◆ Data supplied ◆
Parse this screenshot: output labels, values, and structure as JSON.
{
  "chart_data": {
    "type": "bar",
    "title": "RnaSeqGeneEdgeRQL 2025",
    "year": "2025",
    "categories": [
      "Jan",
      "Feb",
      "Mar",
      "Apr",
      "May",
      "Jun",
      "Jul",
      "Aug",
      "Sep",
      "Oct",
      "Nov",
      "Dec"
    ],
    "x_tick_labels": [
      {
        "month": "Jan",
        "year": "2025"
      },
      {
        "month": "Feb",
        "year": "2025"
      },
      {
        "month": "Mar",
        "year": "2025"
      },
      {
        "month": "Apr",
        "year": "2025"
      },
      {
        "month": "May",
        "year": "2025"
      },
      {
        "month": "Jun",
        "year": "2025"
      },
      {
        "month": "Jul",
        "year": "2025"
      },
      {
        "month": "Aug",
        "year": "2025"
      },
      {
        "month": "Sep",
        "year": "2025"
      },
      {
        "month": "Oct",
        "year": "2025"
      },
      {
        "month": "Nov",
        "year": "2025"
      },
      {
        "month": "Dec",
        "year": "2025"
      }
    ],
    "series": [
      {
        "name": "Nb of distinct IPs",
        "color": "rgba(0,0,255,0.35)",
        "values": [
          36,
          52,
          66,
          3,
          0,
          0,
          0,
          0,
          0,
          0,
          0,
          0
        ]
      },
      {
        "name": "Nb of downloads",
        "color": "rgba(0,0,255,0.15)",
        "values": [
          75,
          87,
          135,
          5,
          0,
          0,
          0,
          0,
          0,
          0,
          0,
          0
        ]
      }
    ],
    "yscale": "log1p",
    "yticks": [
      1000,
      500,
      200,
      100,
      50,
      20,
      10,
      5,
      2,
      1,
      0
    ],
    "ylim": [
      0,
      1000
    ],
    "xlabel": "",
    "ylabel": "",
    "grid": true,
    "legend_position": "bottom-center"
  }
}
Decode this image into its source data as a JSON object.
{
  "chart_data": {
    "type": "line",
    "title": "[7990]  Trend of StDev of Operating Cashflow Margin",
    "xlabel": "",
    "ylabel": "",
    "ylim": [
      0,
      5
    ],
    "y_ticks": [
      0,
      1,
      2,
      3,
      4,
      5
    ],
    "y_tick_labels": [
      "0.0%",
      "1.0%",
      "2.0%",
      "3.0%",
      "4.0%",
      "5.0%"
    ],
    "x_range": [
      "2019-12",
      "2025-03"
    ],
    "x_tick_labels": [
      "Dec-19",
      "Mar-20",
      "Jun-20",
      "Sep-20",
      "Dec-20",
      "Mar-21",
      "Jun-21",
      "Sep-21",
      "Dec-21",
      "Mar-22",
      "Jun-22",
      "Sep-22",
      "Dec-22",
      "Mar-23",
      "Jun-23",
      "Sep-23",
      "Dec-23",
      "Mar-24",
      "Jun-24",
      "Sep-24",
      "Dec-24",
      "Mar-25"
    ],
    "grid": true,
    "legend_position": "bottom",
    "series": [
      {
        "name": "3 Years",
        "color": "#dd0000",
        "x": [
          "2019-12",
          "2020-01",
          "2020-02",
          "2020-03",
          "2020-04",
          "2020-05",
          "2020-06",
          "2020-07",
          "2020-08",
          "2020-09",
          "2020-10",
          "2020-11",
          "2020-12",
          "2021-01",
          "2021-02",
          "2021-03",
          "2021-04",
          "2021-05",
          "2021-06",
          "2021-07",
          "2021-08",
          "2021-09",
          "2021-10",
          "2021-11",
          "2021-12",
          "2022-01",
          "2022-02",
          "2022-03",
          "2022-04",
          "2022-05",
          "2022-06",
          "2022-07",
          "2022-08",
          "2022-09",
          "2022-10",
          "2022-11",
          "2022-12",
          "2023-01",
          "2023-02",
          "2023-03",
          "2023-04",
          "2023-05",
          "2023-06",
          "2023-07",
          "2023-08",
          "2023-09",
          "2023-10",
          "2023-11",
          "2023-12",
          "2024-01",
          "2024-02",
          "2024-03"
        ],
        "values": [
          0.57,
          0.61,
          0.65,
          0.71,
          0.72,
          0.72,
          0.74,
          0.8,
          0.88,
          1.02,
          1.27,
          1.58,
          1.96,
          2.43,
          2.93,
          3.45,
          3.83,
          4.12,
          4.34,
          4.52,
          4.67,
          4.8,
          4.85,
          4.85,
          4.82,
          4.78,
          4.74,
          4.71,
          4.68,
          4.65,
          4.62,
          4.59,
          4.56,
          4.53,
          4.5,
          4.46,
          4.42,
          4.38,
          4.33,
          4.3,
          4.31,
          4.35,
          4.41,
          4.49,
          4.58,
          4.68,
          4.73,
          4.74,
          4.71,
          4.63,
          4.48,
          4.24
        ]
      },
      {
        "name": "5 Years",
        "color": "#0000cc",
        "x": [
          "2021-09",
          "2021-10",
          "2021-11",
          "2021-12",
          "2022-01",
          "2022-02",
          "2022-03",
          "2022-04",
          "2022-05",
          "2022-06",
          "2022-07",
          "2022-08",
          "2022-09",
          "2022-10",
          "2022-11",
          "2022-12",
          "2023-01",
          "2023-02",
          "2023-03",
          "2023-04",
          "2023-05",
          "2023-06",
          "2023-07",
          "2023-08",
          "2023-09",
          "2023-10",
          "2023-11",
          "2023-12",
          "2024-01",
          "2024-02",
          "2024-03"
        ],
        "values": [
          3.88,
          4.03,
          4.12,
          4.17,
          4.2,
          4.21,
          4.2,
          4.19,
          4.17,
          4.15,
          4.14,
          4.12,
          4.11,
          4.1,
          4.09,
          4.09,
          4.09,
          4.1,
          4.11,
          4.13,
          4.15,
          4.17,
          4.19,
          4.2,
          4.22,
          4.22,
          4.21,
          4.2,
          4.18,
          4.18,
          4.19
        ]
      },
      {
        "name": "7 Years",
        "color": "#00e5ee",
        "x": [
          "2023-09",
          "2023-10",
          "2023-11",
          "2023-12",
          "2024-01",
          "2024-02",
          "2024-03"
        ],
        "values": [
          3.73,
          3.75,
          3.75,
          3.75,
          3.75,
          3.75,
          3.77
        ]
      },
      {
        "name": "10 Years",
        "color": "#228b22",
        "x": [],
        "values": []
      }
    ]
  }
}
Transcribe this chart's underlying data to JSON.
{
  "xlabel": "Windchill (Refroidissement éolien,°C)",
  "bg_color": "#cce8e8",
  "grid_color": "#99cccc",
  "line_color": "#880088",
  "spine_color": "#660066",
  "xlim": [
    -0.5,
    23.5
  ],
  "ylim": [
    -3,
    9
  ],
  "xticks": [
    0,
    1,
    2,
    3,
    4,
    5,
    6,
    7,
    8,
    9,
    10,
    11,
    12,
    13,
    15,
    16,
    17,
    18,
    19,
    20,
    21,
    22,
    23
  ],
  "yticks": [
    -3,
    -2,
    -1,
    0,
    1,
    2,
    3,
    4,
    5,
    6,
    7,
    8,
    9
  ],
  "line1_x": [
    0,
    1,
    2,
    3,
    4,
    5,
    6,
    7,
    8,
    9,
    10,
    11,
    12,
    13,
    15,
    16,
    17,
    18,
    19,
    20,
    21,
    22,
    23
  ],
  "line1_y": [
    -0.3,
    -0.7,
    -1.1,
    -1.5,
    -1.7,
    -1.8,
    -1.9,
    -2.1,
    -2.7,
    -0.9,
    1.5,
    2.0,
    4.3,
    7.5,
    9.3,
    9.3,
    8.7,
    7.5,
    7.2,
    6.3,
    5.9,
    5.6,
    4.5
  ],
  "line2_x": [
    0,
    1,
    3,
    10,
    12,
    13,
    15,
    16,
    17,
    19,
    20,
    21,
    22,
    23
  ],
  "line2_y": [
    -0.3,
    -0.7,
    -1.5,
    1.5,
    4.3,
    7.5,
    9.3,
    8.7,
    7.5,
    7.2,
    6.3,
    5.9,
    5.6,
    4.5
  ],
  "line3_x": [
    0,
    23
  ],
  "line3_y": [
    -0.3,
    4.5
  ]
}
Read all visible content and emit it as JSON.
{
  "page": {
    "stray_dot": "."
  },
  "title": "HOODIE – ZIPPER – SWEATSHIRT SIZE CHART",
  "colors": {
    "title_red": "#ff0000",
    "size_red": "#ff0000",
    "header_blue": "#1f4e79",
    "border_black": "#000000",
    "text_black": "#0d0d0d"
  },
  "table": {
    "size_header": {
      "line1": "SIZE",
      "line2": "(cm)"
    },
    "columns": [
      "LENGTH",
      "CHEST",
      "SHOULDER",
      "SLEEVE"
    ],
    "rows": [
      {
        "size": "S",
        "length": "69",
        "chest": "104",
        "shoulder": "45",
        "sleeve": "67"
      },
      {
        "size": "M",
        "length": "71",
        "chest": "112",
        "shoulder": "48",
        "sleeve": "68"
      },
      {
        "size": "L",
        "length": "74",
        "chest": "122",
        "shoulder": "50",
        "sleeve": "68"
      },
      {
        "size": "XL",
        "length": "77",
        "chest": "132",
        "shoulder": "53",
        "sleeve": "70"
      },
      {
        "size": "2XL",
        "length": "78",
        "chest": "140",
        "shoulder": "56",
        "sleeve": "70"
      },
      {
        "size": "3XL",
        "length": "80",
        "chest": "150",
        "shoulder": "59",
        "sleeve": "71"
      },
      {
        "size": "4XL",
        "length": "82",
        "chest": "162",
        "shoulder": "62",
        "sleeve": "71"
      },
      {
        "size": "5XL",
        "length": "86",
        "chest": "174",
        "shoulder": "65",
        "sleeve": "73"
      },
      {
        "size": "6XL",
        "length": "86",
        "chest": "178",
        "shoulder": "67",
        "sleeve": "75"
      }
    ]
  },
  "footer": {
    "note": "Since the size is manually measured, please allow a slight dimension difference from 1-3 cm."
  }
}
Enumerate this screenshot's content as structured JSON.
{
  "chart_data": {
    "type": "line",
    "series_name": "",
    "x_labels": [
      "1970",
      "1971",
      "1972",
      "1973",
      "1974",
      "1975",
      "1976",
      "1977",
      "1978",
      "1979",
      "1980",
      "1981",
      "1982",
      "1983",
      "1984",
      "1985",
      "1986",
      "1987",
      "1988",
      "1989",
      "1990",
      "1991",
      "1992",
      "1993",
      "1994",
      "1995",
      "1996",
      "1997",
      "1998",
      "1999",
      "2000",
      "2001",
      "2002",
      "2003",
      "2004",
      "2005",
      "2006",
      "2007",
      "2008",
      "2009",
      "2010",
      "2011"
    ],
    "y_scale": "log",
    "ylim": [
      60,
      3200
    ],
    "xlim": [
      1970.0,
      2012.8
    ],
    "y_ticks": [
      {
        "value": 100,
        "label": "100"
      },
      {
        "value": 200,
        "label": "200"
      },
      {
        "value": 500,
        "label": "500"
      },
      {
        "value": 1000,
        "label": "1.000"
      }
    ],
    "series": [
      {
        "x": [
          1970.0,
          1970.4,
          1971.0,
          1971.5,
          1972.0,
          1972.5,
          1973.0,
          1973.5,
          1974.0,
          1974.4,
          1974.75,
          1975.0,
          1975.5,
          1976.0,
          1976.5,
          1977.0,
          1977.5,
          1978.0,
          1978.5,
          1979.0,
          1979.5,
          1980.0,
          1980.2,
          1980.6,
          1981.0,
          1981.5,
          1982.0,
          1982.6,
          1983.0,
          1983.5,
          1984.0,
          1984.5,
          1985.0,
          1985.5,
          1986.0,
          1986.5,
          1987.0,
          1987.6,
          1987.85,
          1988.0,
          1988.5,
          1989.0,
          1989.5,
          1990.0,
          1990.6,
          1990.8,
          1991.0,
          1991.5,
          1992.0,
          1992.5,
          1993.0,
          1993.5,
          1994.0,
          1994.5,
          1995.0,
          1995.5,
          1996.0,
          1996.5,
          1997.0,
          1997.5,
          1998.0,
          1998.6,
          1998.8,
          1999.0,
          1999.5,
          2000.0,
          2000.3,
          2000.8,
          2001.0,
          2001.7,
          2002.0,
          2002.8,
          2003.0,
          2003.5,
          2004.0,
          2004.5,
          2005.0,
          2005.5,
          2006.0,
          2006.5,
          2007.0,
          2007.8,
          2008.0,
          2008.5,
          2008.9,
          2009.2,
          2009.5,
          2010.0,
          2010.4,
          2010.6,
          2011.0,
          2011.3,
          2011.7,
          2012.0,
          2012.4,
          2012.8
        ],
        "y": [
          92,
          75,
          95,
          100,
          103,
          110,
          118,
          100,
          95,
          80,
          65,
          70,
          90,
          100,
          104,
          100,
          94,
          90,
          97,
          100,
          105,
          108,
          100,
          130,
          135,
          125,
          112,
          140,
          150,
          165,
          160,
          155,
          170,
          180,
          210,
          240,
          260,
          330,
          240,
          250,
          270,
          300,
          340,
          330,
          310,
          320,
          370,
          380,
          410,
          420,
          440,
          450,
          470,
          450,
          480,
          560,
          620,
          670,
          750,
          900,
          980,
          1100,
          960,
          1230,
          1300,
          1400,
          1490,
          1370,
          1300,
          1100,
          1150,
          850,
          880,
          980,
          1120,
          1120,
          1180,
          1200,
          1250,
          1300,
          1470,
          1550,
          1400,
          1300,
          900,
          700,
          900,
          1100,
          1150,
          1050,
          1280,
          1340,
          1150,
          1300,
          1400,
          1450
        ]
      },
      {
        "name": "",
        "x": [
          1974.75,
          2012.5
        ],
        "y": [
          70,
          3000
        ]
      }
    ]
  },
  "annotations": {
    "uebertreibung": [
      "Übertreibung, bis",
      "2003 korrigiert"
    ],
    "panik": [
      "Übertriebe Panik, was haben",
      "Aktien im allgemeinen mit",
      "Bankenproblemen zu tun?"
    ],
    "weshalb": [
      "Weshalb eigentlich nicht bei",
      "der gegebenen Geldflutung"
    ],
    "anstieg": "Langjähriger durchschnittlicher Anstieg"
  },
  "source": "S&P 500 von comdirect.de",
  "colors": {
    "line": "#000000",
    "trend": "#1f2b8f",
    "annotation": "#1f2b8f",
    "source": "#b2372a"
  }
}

◆ Problem details ◆
Scan the listing above. Gather each line that contains the word "content".

◆ Task solution ◆
Read all visible content and emit it as JSON.
Enumerate this screenshot's content as structured JSON.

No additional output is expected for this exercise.